Locate the lines where "como" occurs and copy them as they stand.

=-=-=-=-=

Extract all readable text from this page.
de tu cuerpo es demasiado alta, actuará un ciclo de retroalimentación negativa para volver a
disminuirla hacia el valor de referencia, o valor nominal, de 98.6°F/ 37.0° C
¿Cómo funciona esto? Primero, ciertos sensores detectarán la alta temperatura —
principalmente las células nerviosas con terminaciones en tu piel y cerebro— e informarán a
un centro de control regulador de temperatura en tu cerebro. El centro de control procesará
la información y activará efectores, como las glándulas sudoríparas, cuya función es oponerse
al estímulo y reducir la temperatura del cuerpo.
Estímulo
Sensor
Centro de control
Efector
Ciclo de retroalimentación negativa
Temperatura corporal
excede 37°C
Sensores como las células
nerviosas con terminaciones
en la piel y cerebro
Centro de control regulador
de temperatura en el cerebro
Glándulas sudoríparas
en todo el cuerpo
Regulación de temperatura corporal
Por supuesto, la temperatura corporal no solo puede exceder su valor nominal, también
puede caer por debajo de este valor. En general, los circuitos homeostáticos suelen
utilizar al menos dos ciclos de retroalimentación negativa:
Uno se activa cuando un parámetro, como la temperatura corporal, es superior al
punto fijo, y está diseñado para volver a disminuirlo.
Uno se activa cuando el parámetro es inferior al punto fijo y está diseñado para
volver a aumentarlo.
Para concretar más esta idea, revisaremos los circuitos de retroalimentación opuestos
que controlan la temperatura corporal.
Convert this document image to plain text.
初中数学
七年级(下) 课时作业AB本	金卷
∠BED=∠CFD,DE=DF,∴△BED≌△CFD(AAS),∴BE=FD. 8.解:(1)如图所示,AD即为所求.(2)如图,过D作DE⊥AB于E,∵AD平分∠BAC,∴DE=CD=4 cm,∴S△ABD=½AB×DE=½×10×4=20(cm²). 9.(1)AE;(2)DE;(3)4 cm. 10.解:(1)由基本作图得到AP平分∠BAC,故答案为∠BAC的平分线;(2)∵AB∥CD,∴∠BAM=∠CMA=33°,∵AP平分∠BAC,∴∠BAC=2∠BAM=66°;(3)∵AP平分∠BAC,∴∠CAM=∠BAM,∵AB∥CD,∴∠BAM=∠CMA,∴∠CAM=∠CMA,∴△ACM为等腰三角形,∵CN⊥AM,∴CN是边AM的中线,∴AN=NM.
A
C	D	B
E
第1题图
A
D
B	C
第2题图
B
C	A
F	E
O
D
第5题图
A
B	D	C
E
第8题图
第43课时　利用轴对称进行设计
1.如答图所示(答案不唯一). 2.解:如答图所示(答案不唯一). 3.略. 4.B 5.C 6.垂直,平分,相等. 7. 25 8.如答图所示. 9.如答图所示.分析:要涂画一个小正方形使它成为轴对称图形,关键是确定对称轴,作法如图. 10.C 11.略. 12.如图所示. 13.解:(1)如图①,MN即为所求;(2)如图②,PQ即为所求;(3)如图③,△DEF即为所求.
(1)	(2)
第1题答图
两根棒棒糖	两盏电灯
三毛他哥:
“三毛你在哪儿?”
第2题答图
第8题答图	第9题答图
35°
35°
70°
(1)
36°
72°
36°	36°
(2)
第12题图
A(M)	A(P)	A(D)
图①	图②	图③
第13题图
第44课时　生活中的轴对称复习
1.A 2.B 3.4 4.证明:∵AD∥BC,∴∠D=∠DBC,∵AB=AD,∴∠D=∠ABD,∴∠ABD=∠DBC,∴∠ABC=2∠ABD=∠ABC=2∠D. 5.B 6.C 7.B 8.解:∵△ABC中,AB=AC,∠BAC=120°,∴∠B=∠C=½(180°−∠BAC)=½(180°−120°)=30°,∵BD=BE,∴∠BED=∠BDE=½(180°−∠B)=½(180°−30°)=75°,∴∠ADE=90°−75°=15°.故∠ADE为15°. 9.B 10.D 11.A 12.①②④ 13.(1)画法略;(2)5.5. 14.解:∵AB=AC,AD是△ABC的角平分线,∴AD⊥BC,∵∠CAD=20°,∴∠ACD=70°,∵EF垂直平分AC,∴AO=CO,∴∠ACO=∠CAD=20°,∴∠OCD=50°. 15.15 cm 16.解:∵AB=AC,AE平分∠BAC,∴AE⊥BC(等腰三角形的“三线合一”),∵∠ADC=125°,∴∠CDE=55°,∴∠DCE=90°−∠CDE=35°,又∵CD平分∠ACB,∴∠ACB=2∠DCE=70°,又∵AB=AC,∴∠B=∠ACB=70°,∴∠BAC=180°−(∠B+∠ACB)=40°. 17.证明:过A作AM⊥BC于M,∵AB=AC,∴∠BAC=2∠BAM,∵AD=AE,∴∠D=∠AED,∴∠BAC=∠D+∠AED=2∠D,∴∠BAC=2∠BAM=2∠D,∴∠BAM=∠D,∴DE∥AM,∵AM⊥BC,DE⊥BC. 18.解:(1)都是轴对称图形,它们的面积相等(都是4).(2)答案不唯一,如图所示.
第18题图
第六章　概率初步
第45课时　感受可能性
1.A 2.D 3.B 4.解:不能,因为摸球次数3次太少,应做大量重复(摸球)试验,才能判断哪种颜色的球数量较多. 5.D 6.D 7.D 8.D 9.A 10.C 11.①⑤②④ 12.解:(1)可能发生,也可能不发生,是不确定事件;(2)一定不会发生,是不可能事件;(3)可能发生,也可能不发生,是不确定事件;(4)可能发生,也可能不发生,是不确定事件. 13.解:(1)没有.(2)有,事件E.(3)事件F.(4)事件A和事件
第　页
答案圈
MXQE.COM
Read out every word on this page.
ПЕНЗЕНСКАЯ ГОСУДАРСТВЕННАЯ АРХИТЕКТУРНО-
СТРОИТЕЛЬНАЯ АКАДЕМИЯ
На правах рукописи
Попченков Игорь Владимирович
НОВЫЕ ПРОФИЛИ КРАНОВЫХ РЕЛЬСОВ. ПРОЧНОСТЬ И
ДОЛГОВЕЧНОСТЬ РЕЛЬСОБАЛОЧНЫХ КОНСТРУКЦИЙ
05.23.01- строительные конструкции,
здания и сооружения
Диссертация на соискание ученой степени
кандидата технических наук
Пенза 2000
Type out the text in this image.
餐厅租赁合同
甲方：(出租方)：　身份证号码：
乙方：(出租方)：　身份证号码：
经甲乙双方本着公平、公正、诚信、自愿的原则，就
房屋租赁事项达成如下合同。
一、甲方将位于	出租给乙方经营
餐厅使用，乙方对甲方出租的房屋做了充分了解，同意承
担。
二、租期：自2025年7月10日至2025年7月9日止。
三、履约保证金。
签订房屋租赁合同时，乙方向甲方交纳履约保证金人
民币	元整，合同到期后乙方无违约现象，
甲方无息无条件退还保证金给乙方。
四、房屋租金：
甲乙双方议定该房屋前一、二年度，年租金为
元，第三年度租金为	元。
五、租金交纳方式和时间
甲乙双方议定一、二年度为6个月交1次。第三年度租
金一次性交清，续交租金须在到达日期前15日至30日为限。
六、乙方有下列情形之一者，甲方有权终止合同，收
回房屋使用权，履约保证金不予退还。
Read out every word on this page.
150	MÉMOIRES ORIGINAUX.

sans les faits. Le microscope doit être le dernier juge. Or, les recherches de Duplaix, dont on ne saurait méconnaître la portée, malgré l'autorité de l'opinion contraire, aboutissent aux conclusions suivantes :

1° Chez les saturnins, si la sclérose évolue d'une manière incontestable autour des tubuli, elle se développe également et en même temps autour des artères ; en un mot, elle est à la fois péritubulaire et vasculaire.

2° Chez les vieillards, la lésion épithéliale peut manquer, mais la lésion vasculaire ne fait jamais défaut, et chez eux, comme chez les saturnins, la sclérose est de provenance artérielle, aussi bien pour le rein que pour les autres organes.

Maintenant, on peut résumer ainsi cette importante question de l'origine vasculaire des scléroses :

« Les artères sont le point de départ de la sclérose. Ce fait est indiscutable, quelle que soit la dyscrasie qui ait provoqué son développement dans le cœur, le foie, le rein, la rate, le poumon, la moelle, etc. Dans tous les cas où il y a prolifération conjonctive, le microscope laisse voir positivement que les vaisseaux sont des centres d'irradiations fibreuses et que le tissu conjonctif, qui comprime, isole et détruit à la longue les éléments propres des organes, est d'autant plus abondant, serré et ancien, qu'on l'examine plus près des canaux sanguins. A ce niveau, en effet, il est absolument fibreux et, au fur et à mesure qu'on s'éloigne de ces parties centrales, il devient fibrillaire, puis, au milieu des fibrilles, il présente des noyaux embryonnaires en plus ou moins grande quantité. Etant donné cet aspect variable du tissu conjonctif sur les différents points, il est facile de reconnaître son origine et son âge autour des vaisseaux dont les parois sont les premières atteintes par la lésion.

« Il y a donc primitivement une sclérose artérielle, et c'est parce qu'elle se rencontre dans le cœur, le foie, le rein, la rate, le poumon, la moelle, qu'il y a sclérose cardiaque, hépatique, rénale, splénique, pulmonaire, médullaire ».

=-=-=-=-=

_ANSWER TO THE PROBLEM_
la información y activará efectores, como las glándulas sudoríparas, cuya función es oponerse
Sensores como las células
Uno se activa cuando un parámetro, como la temperatura corporal, es superior al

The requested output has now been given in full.